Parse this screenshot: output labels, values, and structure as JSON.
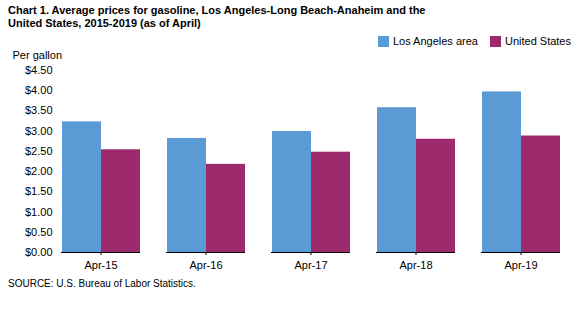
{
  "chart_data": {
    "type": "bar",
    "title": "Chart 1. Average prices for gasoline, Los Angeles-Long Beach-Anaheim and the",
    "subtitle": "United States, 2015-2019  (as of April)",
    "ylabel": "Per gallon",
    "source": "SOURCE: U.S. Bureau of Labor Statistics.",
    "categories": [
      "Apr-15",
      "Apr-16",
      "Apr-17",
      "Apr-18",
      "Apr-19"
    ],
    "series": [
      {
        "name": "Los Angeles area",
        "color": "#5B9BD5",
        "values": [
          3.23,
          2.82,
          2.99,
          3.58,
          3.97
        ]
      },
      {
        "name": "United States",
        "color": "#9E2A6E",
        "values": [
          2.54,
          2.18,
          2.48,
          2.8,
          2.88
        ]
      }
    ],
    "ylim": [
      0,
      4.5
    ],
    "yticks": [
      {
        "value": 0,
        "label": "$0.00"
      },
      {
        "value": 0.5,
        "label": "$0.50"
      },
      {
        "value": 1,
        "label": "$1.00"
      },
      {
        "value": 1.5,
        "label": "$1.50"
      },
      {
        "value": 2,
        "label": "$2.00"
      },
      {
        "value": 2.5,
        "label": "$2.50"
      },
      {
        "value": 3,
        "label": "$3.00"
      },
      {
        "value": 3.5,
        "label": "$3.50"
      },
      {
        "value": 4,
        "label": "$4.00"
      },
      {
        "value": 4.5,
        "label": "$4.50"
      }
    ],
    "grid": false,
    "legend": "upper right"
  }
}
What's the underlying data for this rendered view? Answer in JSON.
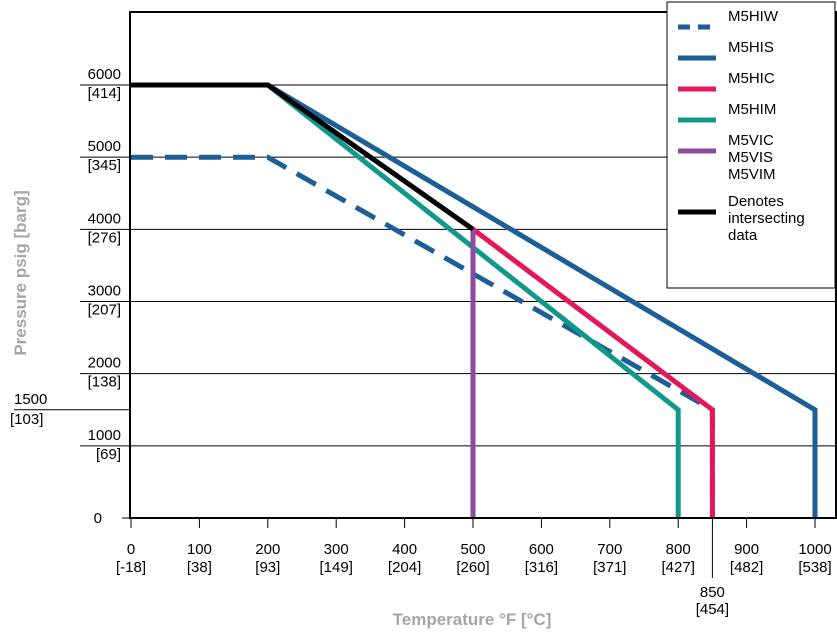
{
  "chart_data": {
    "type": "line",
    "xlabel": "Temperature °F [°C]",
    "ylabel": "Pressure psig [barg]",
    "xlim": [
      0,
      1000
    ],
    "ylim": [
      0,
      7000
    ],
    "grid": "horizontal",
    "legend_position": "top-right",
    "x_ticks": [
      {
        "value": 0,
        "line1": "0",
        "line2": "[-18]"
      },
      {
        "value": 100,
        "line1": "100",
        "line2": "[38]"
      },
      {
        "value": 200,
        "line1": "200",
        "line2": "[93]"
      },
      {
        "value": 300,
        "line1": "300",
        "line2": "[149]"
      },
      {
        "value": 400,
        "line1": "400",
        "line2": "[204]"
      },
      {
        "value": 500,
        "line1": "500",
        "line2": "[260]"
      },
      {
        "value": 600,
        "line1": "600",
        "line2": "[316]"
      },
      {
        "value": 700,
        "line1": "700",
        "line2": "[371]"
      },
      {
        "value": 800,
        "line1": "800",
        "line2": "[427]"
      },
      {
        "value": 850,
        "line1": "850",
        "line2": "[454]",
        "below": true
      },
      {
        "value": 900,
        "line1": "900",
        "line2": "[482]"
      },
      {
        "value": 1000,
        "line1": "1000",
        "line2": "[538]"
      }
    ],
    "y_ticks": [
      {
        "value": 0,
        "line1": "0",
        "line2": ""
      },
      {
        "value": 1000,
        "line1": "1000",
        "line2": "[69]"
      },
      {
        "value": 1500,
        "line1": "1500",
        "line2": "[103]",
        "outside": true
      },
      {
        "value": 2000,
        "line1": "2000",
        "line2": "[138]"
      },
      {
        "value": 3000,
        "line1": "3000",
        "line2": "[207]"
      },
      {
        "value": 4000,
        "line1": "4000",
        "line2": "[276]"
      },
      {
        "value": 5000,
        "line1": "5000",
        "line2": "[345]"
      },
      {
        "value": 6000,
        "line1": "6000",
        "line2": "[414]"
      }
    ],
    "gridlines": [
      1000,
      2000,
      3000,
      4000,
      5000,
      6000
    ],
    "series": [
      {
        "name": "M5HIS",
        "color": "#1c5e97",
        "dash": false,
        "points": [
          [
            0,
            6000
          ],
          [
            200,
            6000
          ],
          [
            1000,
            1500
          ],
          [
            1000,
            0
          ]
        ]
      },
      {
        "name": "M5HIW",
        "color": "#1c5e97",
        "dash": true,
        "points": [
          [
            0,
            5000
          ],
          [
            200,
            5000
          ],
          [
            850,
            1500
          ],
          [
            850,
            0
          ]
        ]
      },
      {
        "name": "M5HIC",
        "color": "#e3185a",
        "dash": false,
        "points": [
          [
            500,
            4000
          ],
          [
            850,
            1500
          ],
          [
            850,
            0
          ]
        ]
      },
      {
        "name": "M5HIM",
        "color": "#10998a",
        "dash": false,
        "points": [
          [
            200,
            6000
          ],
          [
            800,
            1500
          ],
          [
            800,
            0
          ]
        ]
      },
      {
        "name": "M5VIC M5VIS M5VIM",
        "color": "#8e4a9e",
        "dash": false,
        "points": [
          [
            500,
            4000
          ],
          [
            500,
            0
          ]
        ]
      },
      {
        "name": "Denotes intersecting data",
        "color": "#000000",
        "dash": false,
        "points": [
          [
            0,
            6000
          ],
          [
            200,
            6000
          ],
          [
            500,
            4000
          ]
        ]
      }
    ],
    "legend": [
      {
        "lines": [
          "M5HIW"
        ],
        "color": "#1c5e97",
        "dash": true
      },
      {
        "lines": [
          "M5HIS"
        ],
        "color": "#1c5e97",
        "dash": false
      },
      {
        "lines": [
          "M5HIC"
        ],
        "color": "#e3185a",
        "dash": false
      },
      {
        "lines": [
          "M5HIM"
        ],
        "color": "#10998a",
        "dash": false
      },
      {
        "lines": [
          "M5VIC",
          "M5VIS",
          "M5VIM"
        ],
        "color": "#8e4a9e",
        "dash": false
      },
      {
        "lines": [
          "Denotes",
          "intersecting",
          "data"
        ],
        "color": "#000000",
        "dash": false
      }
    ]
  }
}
────────
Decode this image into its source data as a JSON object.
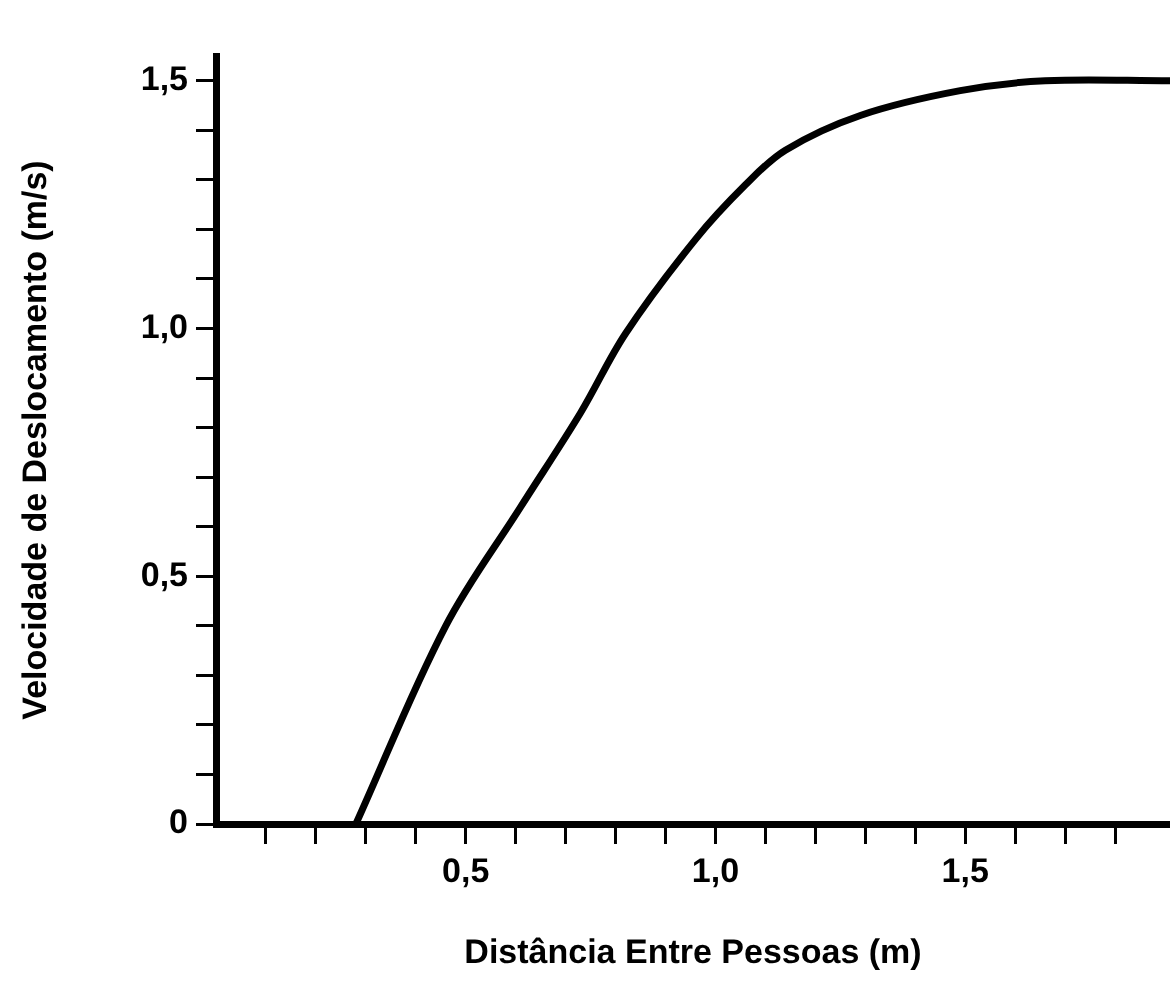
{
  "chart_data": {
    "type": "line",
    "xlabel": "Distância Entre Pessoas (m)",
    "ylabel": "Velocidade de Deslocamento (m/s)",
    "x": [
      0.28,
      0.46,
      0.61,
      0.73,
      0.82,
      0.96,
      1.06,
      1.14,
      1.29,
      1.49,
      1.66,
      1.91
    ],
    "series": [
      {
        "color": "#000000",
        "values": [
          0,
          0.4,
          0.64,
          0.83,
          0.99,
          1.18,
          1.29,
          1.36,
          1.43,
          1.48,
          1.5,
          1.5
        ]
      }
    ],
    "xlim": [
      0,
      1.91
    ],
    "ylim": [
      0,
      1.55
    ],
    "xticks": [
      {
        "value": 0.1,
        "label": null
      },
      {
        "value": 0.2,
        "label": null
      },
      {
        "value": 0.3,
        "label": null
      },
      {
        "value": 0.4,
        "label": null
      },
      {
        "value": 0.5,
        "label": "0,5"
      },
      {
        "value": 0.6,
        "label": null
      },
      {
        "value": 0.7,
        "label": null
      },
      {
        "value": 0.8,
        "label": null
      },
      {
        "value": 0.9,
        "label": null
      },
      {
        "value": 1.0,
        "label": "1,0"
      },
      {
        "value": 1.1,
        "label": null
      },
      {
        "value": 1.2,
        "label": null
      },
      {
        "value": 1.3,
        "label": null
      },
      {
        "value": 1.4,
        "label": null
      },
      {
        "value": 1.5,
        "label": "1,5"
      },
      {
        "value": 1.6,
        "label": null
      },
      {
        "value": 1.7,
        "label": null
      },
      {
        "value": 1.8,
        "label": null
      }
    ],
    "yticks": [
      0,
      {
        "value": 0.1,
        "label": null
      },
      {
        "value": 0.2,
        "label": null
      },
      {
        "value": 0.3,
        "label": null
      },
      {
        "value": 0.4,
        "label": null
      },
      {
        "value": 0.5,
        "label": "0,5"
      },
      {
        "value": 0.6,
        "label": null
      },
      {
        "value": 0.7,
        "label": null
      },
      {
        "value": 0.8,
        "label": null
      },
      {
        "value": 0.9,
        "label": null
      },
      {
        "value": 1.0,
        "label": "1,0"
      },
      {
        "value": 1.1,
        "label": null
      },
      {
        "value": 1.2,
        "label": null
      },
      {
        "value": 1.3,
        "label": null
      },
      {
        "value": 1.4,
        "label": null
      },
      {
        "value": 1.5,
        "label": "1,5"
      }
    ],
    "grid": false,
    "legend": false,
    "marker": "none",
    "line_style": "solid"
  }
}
────────
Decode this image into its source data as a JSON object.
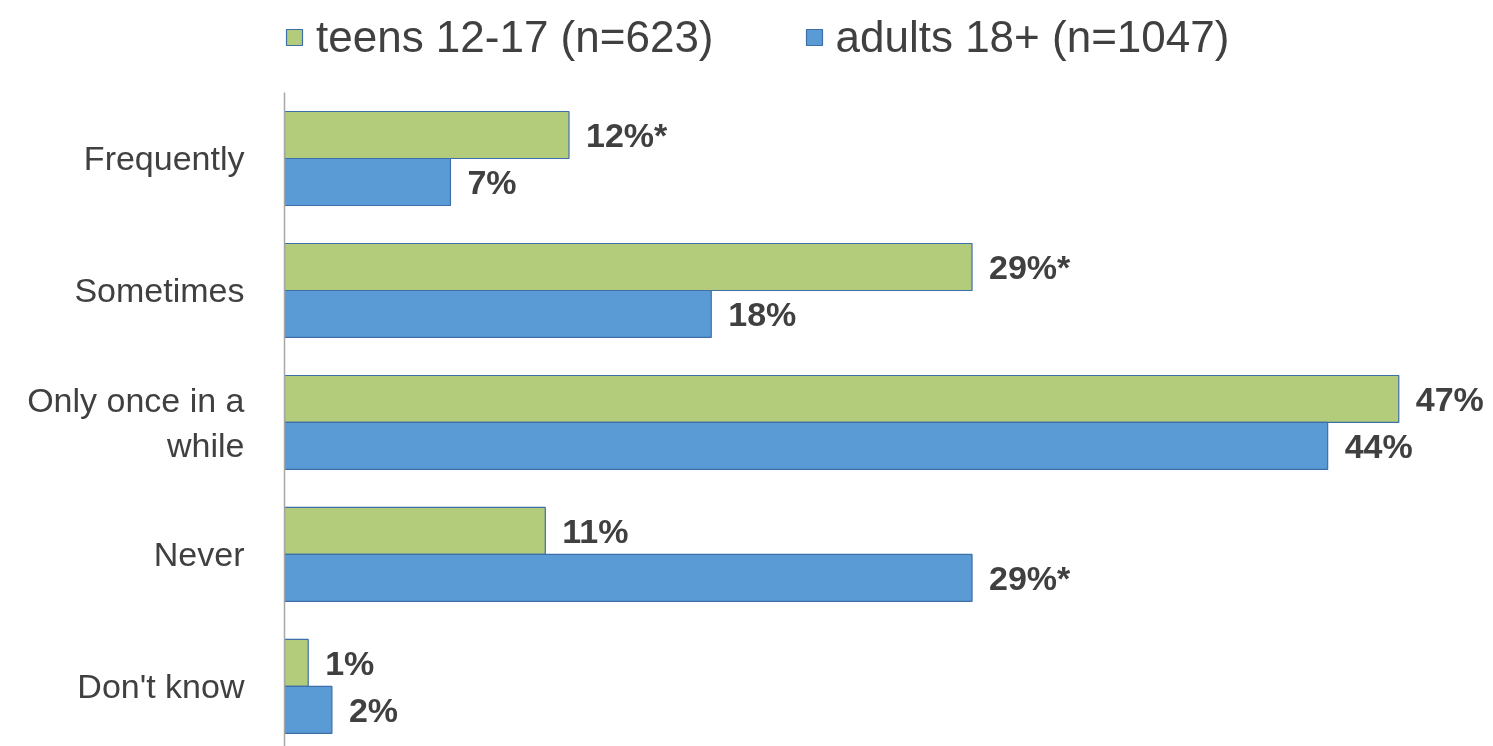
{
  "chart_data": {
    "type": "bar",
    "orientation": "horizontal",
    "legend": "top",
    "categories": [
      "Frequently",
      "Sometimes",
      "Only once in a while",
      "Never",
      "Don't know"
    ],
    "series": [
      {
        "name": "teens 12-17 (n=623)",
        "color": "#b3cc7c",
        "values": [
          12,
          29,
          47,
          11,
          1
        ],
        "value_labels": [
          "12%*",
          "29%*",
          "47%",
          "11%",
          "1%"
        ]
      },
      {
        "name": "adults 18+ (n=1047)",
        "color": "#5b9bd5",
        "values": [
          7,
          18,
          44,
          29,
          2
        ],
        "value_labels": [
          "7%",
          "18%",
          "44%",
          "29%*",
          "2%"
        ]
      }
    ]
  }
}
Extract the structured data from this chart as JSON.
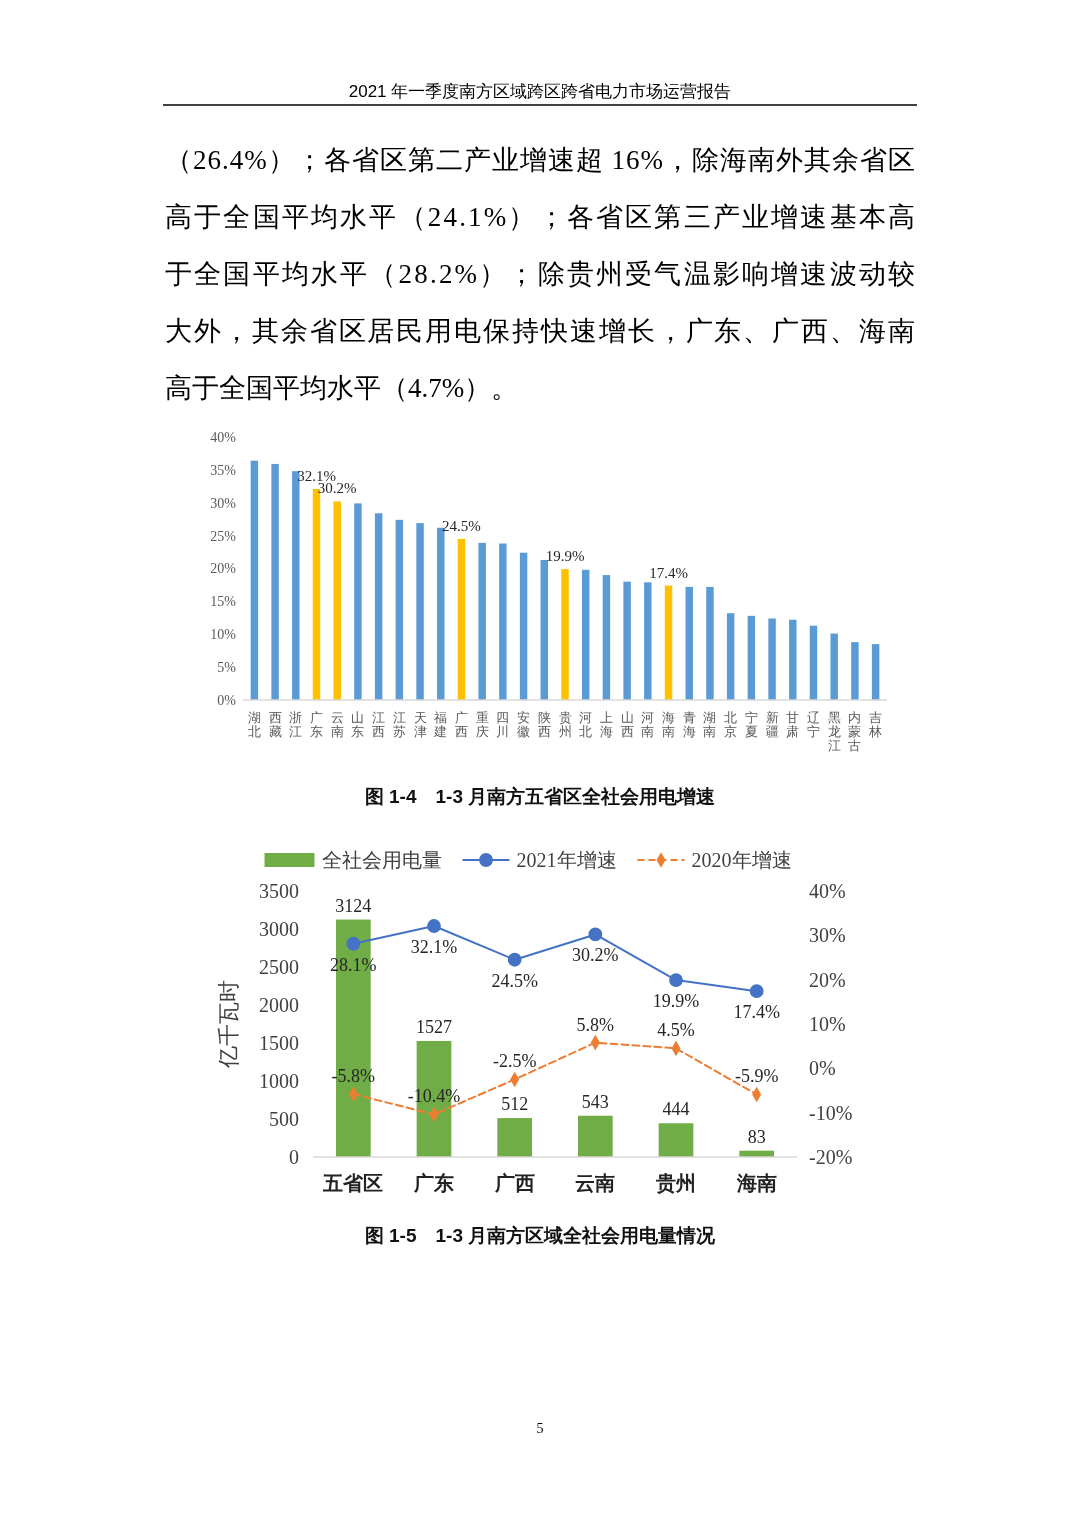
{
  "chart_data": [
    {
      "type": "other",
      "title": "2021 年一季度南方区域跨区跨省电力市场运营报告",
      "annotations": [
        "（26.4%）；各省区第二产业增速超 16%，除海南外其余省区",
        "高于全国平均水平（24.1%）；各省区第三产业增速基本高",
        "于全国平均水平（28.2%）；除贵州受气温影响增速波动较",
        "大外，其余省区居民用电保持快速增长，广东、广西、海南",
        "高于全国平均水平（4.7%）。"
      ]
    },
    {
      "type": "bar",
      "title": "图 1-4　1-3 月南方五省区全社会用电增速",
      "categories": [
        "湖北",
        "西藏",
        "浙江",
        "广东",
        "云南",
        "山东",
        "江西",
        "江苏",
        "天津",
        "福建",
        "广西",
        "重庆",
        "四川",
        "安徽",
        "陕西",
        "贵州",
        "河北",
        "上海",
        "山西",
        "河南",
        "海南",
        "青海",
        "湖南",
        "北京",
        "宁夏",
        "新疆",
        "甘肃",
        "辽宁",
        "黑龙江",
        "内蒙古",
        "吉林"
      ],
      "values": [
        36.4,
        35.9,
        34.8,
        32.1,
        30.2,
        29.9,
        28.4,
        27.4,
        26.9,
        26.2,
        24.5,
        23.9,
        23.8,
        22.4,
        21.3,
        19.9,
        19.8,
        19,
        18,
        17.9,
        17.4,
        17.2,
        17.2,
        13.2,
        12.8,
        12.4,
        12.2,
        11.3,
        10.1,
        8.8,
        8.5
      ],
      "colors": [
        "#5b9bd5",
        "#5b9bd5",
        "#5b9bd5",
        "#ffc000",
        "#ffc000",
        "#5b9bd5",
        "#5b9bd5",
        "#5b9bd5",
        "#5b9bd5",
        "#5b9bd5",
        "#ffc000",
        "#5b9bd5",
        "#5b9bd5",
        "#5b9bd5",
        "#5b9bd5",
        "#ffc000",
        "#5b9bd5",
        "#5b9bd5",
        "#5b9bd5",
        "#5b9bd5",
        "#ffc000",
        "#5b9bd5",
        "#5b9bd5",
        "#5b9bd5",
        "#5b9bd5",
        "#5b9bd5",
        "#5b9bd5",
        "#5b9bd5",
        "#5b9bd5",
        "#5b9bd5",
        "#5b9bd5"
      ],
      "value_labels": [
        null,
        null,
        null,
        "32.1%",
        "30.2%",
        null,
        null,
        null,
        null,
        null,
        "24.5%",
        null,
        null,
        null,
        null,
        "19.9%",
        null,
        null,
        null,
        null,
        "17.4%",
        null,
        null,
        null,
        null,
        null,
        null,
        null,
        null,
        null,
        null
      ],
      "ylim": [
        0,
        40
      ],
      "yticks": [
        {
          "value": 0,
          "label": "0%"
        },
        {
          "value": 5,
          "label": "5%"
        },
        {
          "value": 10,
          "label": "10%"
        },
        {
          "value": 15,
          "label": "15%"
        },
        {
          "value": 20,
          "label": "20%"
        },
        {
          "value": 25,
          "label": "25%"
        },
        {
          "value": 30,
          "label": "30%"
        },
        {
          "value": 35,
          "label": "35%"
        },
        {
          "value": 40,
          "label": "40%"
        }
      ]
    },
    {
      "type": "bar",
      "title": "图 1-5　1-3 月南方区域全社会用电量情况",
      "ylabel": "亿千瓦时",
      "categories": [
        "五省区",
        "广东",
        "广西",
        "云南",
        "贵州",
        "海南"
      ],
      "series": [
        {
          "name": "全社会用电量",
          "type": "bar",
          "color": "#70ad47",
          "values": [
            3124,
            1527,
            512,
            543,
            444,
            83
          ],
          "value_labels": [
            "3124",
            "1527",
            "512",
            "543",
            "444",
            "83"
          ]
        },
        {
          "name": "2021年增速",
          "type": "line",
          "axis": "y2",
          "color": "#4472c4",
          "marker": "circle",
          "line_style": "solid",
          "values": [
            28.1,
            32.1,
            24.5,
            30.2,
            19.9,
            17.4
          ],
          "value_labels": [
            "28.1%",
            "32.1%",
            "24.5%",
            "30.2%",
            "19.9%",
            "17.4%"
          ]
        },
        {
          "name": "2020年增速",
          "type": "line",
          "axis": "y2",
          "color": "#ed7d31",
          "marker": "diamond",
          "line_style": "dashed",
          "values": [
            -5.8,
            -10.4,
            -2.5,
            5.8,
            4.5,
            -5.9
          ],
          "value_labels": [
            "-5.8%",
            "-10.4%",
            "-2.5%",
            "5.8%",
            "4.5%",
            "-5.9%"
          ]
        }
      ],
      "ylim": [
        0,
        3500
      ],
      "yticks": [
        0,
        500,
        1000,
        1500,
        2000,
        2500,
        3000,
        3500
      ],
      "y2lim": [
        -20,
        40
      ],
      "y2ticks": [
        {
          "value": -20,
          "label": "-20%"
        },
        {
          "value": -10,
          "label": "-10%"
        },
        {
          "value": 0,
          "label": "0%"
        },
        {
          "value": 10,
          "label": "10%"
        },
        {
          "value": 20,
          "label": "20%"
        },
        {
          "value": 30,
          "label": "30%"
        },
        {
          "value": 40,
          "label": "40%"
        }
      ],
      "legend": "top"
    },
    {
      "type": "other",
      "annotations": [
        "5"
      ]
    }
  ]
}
────────
> Problem description
List each line of the records that holds the string "marker".

> Final result
    "marker": "none",
          "marker": "circle",
          "marker": "diamond",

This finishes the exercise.